- _Exercise directions_:
Reproduce the complete listing without any deviation.

........

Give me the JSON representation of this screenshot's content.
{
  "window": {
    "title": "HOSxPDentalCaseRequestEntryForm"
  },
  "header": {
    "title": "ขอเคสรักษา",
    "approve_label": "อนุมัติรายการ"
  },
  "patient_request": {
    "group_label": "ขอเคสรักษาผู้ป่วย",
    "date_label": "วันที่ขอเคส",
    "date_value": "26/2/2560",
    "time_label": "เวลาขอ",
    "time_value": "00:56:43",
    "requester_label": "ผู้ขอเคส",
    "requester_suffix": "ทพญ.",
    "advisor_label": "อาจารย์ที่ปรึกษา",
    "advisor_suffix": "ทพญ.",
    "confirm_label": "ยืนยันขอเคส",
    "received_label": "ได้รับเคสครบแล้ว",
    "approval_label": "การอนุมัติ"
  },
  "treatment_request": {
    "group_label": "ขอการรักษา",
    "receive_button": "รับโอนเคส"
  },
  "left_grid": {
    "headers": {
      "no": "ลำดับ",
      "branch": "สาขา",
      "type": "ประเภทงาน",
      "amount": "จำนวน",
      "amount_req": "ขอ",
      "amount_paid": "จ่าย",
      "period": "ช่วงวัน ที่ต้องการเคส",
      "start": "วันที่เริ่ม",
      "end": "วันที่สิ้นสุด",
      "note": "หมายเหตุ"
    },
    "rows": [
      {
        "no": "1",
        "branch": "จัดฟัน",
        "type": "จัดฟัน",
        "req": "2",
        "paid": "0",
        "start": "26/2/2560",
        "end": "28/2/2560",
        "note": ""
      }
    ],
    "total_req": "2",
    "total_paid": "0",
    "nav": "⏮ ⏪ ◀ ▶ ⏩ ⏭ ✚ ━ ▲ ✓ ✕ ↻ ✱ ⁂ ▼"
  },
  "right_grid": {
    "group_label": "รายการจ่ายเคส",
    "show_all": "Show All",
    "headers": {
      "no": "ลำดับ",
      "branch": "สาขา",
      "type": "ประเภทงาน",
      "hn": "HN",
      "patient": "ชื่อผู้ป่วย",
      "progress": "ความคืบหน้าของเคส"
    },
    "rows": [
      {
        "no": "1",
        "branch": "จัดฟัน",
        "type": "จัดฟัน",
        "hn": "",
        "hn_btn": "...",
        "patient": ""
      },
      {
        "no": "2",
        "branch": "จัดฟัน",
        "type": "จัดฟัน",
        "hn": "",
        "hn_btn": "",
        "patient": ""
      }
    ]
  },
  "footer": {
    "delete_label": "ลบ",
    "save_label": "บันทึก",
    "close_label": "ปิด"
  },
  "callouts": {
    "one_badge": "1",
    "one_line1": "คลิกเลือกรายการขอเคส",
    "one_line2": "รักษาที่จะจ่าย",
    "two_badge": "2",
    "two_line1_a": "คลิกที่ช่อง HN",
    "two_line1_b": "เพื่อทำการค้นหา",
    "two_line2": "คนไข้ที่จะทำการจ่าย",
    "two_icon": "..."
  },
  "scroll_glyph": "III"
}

........

- _Answer for this exercise_:
Give me the JSON representation of this screenshot's content.
{
  "window": {
    "title": "HOSxPDentalCaseRequestEntryForm"
  },
  "header": {
    "title": "ขอเคสรักษา",
    "approve_label": "อนุมัติรายการ"
  },
  "patient_request": {
    "group_label": "ขอเคสรักษาผู้ป่วย",
    "date_label": "วันที่ขอเคส",
    "date_value": "26/2/2560",
    "time_label": "เวลาขอ",
    "time_value": "00:56:43",
    "requester_label": "ผู้ขอเคส",
    "requester_suffix": "ทพญ.",
    "advisor_label": "อาจารย์ที่ปรึกษา",
    "advisor_suffix": "ทพญ.",
    "confirm_label": "ยืนยันขอเคส",
    "received_label": "ได้รับเคสครบแล้ว",
    "approval_label": "การอนุมัติ"
  },
  "treatment_request": {
    "group_label": "ขอการรักษา",
    "receive_button": "รับโอนเคส"
  },
  "left_grid": {
    "headers": {
      "no": "ลำดับ",
      "branch": "สาขา",
      "type": "ประเภทงาน",
      "amount": "จำนวน",
      "amount_req": "ขอ",
      "amount_paid": "จ่าย",
      "period": "ช่วงวัน ที่ต้องการเคส",
      "start": "วันที่เริ่ม",
      "end": "วันที่สิ้นสุด",
      "note": "หมายเหตุ"
    },
    "rows": [
      {
        "no": "1",
        "branch": "จัดฟัน",
        "type": "จัดฟัน",
        "req": "2",
        "paid": "0",
        "start": "26/2/2560",
        "end": "28/2/2560",
        "note": ""
      }
    ],
    "total_req": "2",
    "total_paid": "0",
    "nav": "⏮ ⏪ ◀ ▶ ⏩ ⏭ ✚ ━ ▲ ✓ ✕ ↻ ✱ ⁂ ▼"
  },
  "right_grid": {
    "group_label": "รายการจ่ายเคส",
    "show_all": "Show All",
    "headers": {
      "no": "ลำดับ",
      "branch": "สาขา",
      "type": "ประเภทงาน",
      "hn": "HN",
      "patient": "ชื่อผู้ป่วย",
      "progress": "ความคืบหน้าของเคส"
    },
    "rows": [
      {
        "no": "1",
        "branch": "จัดฟัน",
        "type": "จัดฟัน",
        "hn": "",
        "hn_btn": "...",
        "patient": ""
      },
      {
        "no": "2",
        "branch": "จัดฟัน",
        "type": "จัดฟัน",
        "hn": "",
        "hn_btn": "",
        "patient": ""
      }
    ]
  },
  "footer": {
    "delete_label": "ลบ",
    "save_label": "บันทึก",
    "close_label": "ปิด"
  },
  "callouts": {
    "one_badge": "1",
    "one_line1": "คลิกเลือกรายการขอเคส",
    "one_line2": "รักษาที่จะจ่าย",
    "two_badge": "2",
    "two_line1_a": "คลิกที่ช่อง HN",
    "two_line1_b": "เพื่อทำการค้นหา",
    "two_line2": "คนไข้ที่จะทำการจ่าย",
    "two_icon": "..."
  },
  "scroll_glyph": "III"
}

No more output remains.